Check every line in the records below for the word "monthly" and report how many have it, nothing more.

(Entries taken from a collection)
┄┄┄┄┄┄

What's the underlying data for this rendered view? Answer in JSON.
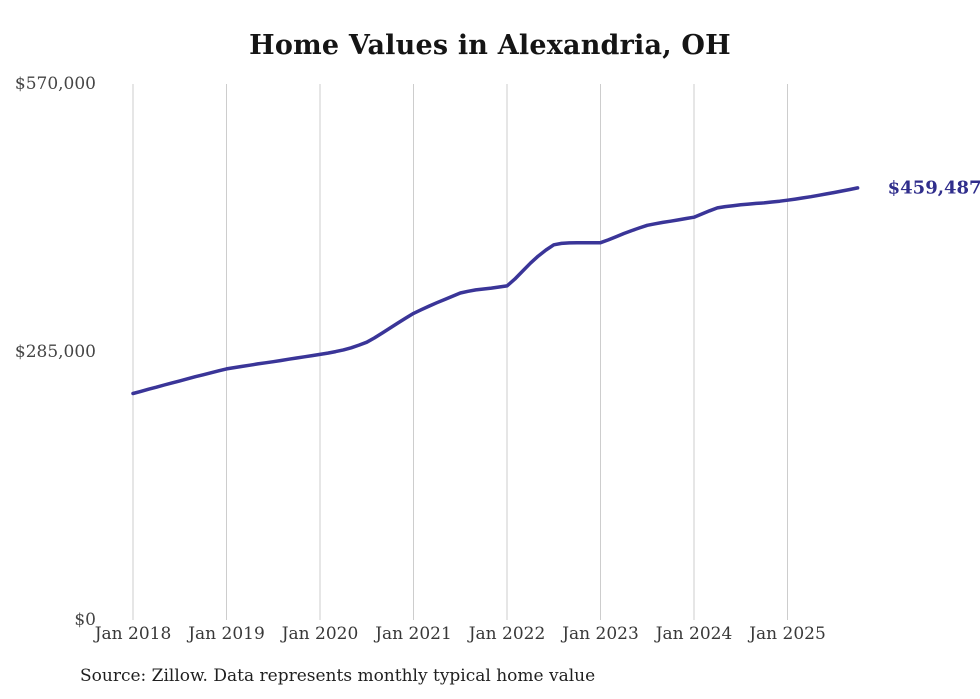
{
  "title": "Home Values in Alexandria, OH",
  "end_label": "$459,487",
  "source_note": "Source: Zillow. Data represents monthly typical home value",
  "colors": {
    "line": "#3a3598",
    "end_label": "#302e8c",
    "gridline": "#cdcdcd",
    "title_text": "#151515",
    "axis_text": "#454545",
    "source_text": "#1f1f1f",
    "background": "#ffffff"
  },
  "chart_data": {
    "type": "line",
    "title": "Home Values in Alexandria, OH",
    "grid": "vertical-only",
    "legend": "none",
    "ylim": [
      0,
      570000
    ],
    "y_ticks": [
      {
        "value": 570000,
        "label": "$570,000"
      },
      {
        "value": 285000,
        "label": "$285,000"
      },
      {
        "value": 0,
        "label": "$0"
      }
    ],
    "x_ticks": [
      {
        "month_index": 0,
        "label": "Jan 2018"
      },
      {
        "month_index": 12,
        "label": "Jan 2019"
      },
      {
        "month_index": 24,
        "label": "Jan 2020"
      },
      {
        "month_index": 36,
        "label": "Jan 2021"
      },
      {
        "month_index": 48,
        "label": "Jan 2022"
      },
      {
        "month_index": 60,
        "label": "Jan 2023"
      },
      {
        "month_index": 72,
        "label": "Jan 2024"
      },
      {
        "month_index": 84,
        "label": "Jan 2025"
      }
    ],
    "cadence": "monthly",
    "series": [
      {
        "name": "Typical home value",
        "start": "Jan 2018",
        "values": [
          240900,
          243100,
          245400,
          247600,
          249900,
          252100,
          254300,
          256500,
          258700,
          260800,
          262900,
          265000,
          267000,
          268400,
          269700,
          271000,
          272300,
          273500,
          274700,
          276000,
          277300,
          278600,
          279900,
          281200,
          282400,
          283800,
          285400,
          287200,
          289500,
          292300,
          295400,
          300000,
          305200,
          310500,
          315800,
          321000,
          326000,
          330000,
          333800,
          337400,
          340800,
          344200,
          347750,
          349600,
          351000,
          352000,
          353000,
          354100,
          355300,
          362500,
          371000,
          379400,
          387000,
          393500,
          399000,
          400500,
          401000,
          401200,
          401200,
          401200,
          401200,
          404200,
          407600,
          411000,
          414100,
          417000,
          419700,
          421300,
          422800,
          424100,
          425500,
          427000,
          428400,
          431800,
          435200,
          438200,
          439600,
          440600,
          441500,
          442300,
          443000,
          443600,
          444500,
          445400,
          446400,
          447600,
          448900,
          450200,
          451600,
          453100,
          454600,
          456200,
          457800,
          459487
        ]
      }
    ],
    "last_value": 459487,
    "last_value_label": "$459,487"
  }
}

┄┄┄┄┄┄

● The response
2